Exercise objective> Print the entries verbatim, leaving out the images they contain.

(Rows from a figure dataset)
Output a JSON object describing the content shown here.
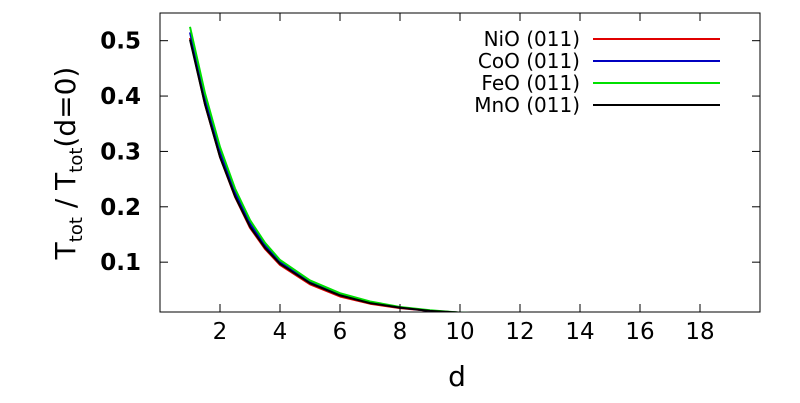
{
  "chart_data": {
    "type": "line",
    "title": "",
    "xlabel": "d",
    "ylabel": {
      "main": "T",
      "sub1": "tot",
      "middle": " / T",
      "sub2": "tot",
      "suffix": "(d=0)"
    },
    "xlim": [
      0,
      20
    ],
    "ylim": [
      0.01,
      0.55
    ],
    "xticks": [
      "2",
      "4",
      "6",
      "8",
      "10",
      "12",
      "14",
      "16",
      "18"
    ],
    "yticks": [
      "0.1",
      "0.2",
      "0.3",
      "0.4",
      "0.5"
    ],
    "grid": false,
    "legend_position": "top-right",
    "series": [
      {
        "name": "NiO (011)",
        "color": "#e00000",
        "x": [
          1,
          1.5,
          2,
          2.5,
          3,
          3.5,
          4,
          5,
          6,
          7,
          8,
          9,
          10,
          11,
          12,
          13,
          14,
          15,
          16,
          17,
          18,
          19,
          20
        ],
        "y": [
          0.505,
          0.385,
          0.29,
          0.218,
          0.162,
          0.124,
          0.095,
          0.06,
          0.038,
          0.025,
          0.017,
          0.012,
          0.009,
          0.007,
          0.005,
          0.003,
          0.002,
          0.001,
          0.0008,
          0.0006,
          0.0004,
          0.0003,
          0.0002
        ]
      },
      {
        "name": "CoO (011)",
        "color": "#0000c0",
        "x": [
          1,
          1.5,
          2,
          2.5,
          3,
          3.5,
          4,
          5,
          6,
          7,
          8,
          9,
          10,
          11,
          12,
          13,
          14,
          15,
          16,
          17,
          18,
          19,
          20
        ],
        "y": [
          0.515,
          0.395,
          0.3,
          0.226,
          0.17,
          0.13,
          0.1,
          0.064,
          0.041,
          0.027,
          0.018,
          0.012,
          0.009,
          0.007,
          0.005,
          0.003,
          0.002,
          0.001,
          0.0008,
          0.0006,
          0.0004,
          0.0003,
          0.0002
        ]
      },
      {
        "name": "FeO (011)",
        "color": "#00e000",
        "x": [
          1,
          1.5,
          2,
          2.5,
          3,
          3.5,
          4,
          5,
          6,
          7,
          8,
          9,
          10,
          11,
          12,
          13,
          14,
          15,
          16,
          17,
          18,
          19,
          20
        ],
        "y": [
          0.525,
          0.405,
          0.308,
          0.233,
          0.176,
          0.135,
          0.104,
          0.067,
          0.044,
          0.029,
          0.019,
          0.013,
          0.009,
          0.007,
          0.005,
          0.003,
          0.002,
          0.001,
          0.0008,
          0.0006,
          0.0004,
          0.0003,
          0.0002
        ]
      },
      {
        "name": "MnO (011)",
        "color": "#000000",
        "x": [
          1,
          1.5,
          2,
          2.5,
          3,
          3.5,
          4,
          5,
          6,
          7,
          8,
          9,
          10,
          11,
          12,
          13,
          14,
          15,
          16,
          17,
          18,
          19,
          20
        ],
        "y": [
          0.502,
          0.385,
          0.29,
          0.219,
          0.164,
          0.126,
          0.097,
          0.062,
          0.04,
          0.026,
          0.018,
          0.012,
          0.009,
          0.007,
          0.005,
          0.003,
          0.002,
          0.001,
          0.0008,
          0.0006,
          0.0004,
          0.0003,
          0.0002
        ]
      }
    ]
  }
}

Correct answer>
Output a JSON object describing the content shown here.
{
  "chart_data": {
    "type": "line",
    "title": "",
    "xlabel": "d",
    "ylabel": {
      "main": "T",
      "sub1": "tot",
      "middle": " / T",
      "sub2": "tot",
      "suffix": "(d=0)"
    },
    "xlim": [
      0,
      20
    ],
    "ylim": [
      0.01,
      0.55
    ],
    "xticks": [
      "2",
      "4",
      "6",
      "8",
      "10",
      "12",
      "14",
      "16",
      "18"
    ],
    "yticks": [
      "0.1",
      "0.2",
      "0.3",
      "0.4",
      "0.5"
    ],
    "grid": false,
    "legend_position": "top-right",
    "series": [
      {
        "name": "NiO (011)",
        "color": "#e00000",
        "x": [
          1,
          1.5,
          2,
          2.5,
          3,
          3.5,
          4,
          5,
          6,
          7,
          8,
          9,
          10,
          11,
          12,
          13,
          14,
          15,
          16,
          17,
          18,
          19,
          20
        ],
        "y": [
          0.505,
          0.385,
          0.29,
          0.218,
          0.162,
          0.124,
          0.095,
          0.06,
          0.038,
          0.025,
          0.017,
          0.012,
          0.009,
          0.007,
          0.005,
          0.003,
          0.002,
          0.001,
          0.0008,
          0.0006,
          0.0004,
          0.0003,
          0.0002
        ]
      },
      {
        "name": "CoO (011)",
        "color": "#0000c0",
        "x": [
          1,
          1.5,
          2,
          2.5,
          3,
          3.5,
          4,
          5,
          6,
          7,
          8,
          9,
          10,
          11,
          12,
          13,
          14,
          15,
          16,
          17,
          18,
          19,
          20
        ],
        "y": [
          0.515,
          0.395,
          0.3,
          0.226,
          0.17,
          0.13,
          0.1,
          0.064,
          0.041,
          0.027,
          0.018,
          0.012,
          0.009,
          0.007,
          0.005,
          0.003,
          0.002,
          0.001,
          0.0008,
          0.0006,
          0.0004,
          0.0003,
          0.0002
        ]
      },
      {
        "name": "FeO (011)",
        "color": "#00e000",
        "x": [
          1,
          1.5,
          2,
          2.5,
          3,
          3.5,
          4,
          5,
          6,
          7,
          8,
          9,
          10,
          11,
          12,
          13,
          14,
          15,
          16,
          17,
          18,
          19,
          20
        ],
        "y": [
          0.525,
          0.405,
          0.308,
          0.233,
          0.176,
          0.135,
          0.104,
          0.067,
          0.044,
          0.029,
          0.019,
          0.013,
          0.009,
          0.007,
          0.005,
          0.003,
          0.002,
          0.001,
          0.0008,
          0.0006,
          0.0004,
          0.0003,
          0.0002
        ]
      },
      {
        "name": "MnO (011)",
        "color": "#000000",
        "x": [
          1,
          1.5,
          2,
          2.5,
          3,
          3.5,
          4,
          5,
          6,
          7,
          8,
          9,
          10,
          11,
          12,
          13,
          14,
          15,
          16,
          17,
          18,
          19,
          20
        ],
        "y": [
          0.502,
          0.385,
          0.29,
          0.219,
          0.164,
          0.126,
          0.097,
          0.062,
          0.04,
          0.026,
          0.018,
          0.012,
          0.009,
          0.007,
          0.005,
          0.003,
          0.002,
          0.001,
          0.0008,
          0.0006,
          0.0004,
          0.0003,
          0.0002
        ]
      }
    ]
  }
}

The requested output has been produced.